● EXERCISE TASK: Reproduce every entry exactly, without alteration.

[Collected data entries]
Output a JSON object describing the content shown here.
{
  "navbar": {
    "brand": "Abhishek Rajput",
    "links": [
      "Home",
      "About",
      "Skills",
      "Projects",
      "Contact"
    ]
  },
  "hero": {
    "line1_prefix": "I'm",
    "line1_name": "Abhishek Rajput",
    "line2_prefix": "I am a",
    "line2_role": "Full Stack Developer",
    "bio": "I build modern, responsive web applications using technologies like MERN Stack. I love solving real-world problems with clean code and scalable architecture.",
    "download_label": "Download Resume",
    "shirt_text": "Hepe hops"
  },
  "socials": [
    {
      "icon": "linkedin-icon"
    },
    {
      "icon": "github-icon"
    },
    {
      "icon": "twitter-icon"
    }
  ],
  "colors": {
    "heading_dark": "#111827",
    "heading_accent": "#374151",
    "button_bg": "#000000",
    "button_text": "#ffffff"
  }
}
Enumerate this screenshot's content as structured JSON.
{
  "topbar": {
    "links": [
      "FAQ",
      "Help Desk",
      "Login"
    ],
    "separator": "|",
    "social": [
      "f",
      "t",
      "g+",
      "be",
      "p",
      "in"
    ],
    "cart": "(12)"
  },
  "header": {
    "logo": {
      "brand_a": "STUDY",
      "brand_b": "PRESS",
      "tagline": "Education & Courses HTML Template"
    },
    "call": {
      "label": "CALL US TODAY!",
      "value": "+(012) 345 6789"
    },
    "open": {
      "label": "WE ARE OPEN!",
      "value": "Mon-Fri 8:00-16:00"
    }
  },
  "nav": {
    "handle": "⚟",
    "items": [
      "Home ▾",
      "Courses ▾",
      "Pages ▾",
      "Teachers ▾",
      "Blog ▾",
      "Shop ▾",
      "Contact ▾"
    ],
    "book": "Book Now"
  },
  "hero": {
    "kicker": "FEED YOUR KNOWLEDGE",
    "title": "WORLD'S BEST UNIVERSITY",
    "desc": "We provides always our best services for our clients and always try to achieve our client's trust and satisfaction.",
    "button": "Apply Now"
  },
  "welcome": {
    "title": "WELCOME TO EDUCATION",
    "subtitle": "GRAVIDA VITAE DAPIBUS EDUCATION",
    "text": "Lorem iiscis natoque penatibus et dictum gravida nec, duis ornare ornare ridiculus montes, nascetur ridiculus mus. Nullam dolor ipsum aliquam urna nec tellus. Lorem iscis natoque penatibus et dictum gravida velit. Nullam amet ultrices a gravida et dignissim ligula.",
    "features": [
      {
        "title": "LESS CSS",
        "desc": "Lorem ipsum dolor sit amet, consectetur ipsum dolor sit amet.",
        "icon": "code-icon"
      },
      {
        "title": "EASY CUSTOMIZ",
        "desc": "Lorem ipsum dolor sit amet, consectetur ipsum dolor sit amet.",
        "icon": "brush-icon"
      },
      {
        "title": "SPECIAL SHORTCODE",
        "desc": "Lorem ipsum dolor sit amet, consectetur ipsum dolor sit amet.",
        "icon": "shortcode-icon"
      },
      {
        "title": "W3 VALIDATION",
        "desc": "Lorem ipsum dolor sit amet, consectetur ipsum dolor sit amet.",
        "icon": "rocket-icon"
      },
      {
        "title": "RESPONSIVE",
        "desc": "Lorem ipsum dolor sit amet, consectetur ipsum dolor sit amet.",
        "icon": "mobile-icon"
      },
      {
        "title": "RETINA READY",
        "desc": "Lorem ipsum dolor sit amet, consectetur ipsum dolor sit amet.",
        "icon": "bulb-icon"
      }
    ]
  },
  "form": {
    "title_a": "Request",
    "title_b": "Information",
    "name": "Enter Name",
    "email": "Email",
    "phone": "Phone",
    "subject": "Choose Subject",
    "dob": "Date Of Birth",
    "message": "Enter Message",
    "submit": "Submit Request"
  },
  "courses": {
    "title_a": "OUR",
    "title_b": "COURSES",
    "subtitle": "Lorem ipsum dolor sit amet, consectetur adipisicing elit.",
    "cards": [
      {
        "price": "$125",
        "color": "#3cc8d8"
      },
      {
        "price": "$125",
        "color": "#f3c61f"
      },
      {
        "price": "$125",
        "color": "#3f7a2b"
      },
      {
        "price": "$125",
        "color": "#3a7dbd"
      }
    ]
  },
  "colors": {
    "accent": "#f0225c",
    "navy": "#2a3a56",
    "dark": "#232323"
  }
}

● WRITTEN REPLY:
Output a JSON object describing the content shown here.
{
  "navbar": {
    "brand": "Abhishek Rajput",
    "links": [
      "Home",
      "About",
      "Skills",
      "Projects",
      "Contact"
    ]
  },
  "hero": {
    "line1_prefix": "I'm",
    "line1_name": "Abhishek Rajput",
    "line2_prefix": "I am a",
    "line2_role": "Full Stack Developer",
    "bio": "I build modern, responsive web applications using technologies like MERN Stack. I love solving real-world problems with clean code and scalable architecture.",
    "download_label": "Download Resume",
    "shirt_text": "Hepe hops"
  },
  "socials": [
    {
      "icon": "linkedin-icon"
    },
    {
      "icon": "github-icon"
    },
    {
      "icon": "twitter-icon"
    }
  ],
  "colors": {
    "heading_dark": "#111827",
    "heading_accent": "#374151",
    "button_bg": "#000000",
    "button_text": "#ffffff"
  }
}
Enumerate this screenshot's content as structured JSON.
{
  "topbar": {
    "links": [
      "FAQ",
      "Help Desk",
      "Login"
    ],
    "separator": "|",
    "social": [
      "f",
      "t",
      "g+",
      "be",
      "p",
      "in"
    ],
    "cart": "(12)"
  },
  "header": {
    "logo": {
      "brand_a": "STUDY",
      "brand_b": "PRESS",
      "tagline": "Education & Courses HTML Template"
    },
    "call": {
      "label": "CALL US TODAY!",
      "value": "+(012) 345 6789"
    },
    "open": {
      "label": "WE ARE OPEN!",
      "value": "Mon-Fri 8:00-16:00"
    }
  },
  "nav": {
    "handle": "⚟",
    "items": [
      "Home ▾",
      "Courses ▾",
      "Pages ▾",
      "Teachers ▾",
      "Blog ▾",
      "Shop ▾",
      "Contact ▾"
    ],
    "book": "Book Now"
  },
  "hero": {
    "kicker": "FEED YOUR KNOWLEDGE",
    "title": "WORLD'S BEST UNIVERSITY",
    "desc": "We provides always our best services for our clients and always try to achieve our client's trust and satisfaction.",
    "button": "Apply Now"
  },
  "welcome": {
    "title": "WELCOME TO EDUCATION",
    "subtitle": "GRAVIDA VITAE DAPIBUS EDUCATION",
    "text": "Lorem iiscis natoque penatibus et dictum gravida nec, duis ornare ornare ridiculus montes, nascetur ridiculus mus. Nullam dolor ipsum aliquam urna nec tellus. Lorem iscis natoque penatibus et dictum gravida velit. Nullam amet ultrices a gravida et dignissim ligula.",
    "features": [
      {
        "title": "LESS CSS",
        "desc": "Lorem ipsum dolor sit amet, consectetur ipsum dolor sit amet.",
        "icon": "code-icon"
      },
      {
        "title": "EASY CUSTOMIZ",
        "desc": "Lorem ipsum dolor sit amet, consectetur ipsum dolor sit amet.",
        "icon": "brush-icon"
      },
      {
        "title": "SPECIAL SHORTCODE",
        "desc": "Lorem ipsum dolor sit amet, consectetur ipsum dolor sit amet.",
        "icon": "shortcode-icon"
      },
      {
        "title": "W3 VALIDATION",
        "desc": "Lorem ipsum dolor sit amet, consectetur ipsum dolor sit amet.",
        "icon": "rocket-icon"
      },
      {
        "title": "RESPONSIVE",
        "desc": "Lorem ipsum dolor sit amet, consectetur ipsum dolor sit amet.",
        "icon": "mobile-icon"
      },
      {
        "title": "RETINA READY",
        "desc": "Lorem ipsum dolor sit amet, consectetur ipsum dolor sit amet.",
        "icon": "bulb-icon"
      }
    ]
  },
  "form": {
    "title_a": "Request",
    "title_b": "Information",
    "name": "Enter Name",
    "email": "Email",
    "phone": "Phone",
    "subject": "Choose Subject",
    "dob": "Date Of Birth",
    "message": "Enter Message",
    "submit": "Submit Request"
  },
  "courses": {
    "title_a": "OUR",
    "title_b": "COURSES",
    "subtitle": "Lorem ipsum dolor sit amet, consectetur adipisicing elit.",
    "cards": [
      {
        "price": "$125",
        "color": "#3cc8d8"
      },
      {
        "price": "$125",
        "color": "#f3c61f"
      },
      {
        "price": "$125",
        "color": "#3f7a2b"
      },
      {
        "price": "$125",
        "color": "#3a7dbd"
      }
    ]
  },
  "colors": {
    "accent": "#f0225c",
    "navy": "#2a3a56",
    "dark": "#232323"
  }
}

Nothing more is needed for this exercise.